**Exercise aim**
Give the number of lines containing "display" in this listing, with no other words.

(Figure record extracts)

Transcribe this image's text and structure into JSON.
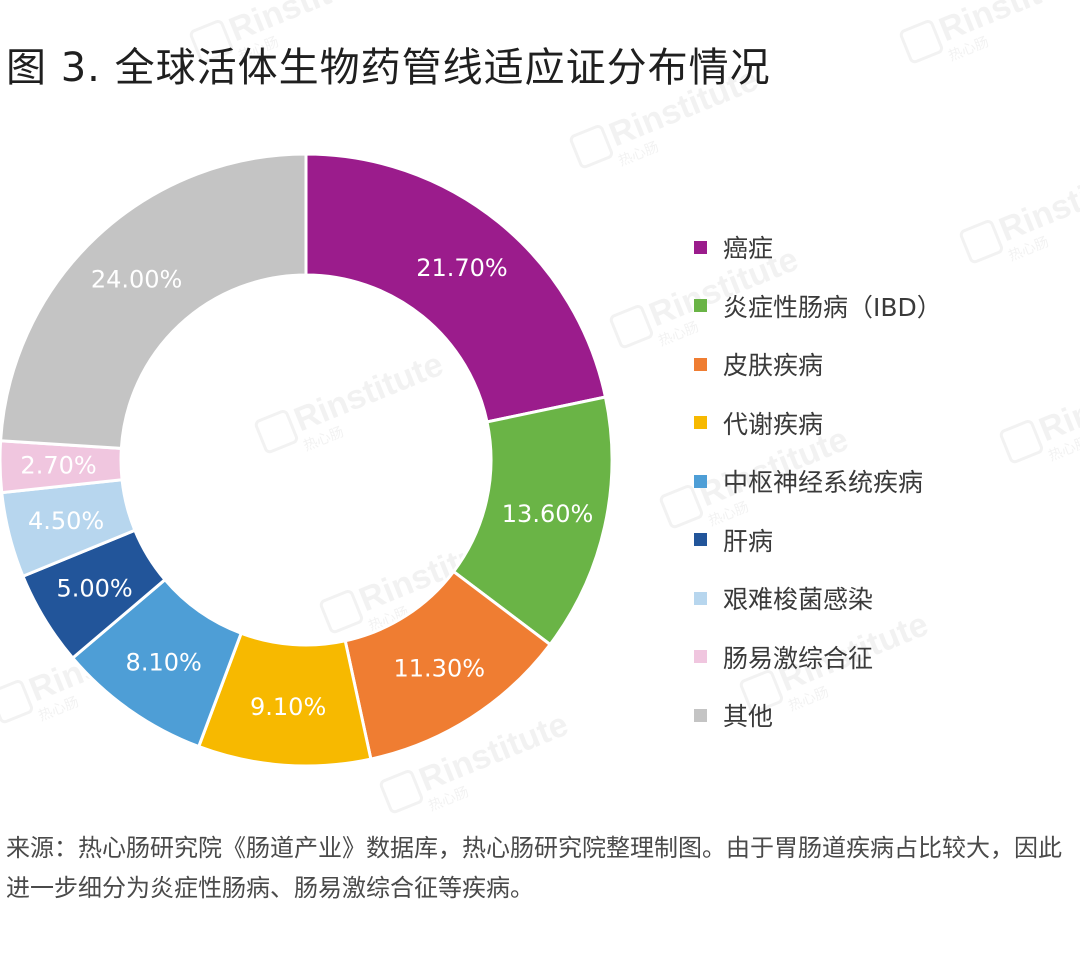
{
  "figure": {
    "title": "图 3. 全球活体生物药管线适应证分布情况",
    "source_note": "来源：热心肠研究院《肠道产业》数据库，热心肠研究院整理制图。由于胃肠道疾病占比较大，因此进一步细分为炎症性肠病、肠易激综合征等疾病。"
  },
  "watermark": {
    "brand": "Rinstitute",
    "sub": "热心肠"
  },
  "chart_data": {
    "type": "pie",
    "variant": "donut",
    "title": "图 3. 全球活体生物药管线适应证分布情况",
    "legend_position": "right",
    "start_angle": "12 o'clock",
    "direction": "clockwise",
    "unit": "%",
    "slices": [
      {
        "label": "癌症",
        "value": 21.7,
        "display": "21.70%",
        "color": "#9B1C8C"
      },
      {
        "label": "炎症性肠病（IBD）",
        "value": 13.6,
        "display": "13.60%",
        "color": "#6AB446"
      },
      {
        "label": "皮肤疾病",
        "value": 11.3,
        "display": "11.30%",
        "color": "#EF7D32"
      },
      {
        "label": "代谢疾病",
        "value": 9.1,
        "display": "9.10%",
        "color": "#F7B900"
      },
      {
        "label": "中枢神经系统疾病",
        "value": 8.1,
        "display": "8.10%",
        "color": "#4E9ED6"
      },
      {
        "label": "肝病",
        "value": 5.0,
        "display": "5.00%",
        "color": "#22559A"
      },
      {
        "label": "艰难梭菌感染",
        "value": 4.5,
        "display": "4.50%",
        "color": "#B7D6EE"
      },
      {
        "label": "肠易激综合征",
        "value": 2.7,
        "display": "2.70%",
        "color": "#F0C6DF"
      },
      {
        "label": "其他",
        "value": 24.0,
        "display": "24.00%",
        "color": "#C4C4C4"
      }
    ]
  }
}
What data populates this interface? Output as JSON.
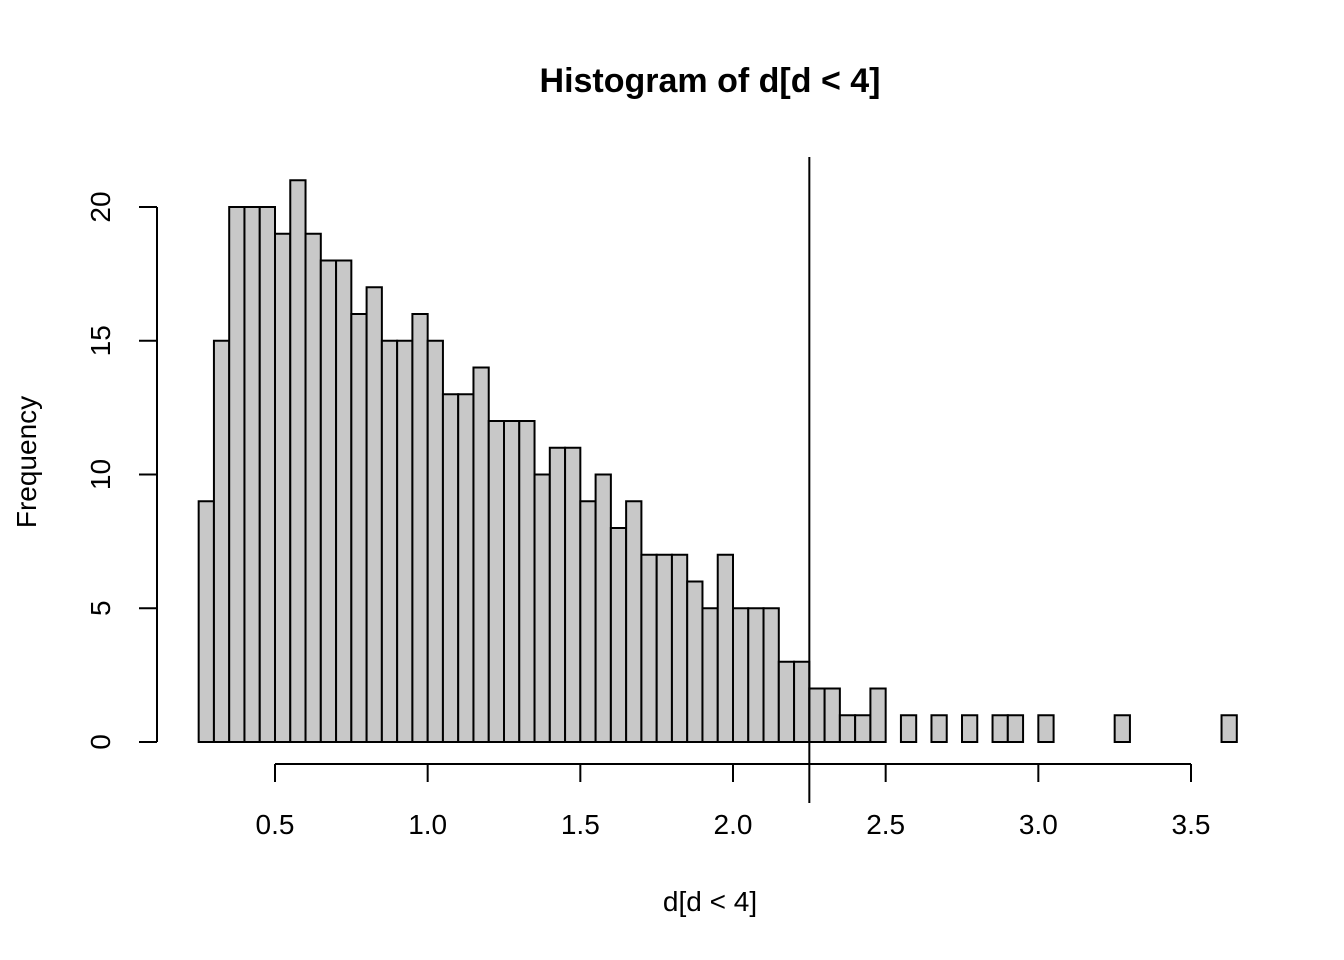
{
  "chart_data": {
    "type": "bar",
    "title": "Histogram of d[d < 4]",
    "xlabel": "d[d < 4]",
    "ylabel": "Frequency",
    "bin_width": 0.05,
    "bin_start": 0.25,
    "values": [
      9,
      15,
      20,
      20,
      20,
      19,
      21,
      19,
      18,
      18,
      16,
      17,
      15,
      15,
      16,
      15,
      13,
      13,
      14,
      12,
      12,
      12,
      10,
      11,
      11,
      9,
      10,
      8,
      9,
      7,
      7,
      7,
      6,
      5,
      7,
      5,
      5,
      5,
      3,
      3,
      2,
      2,
      1,
      1,
      2,
      0,
      1,
      0,
      1,
      0,
      1,
      0,
      1,
      1,
      0,
      1,
      0,
      0,
      0,
      0,
      1,
      0,
      0,
      0,
      0,
      0,
      0,
      1
    ],
    "xlim": [
      0.25,
      3.6
    ],
    "ylim": [
      0,
      21.5
    ],
    "x_ticks": [
      "0.5",
      "1.0",
      "1.5",
      "2.0",
      "2.5",
      "3.0",
      "3.5"
    ],
    "x_tick_values": [
      0.5,
      1.0,
      1.5,
      2.0,
      2.5,
      3.0,
      3.5
    ],
    "y_ticks": [
      "0",
      "5",
      "10",
      "15",
      "20"
    ],
    "y_tick_values": [
      0,
      5,
      10,
      15,
      20
    ],
    "vline_x": 2.25,
    "bar_fill": "#c8c8c8",
    "grid": false
  }
}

**Response to this exercise**
9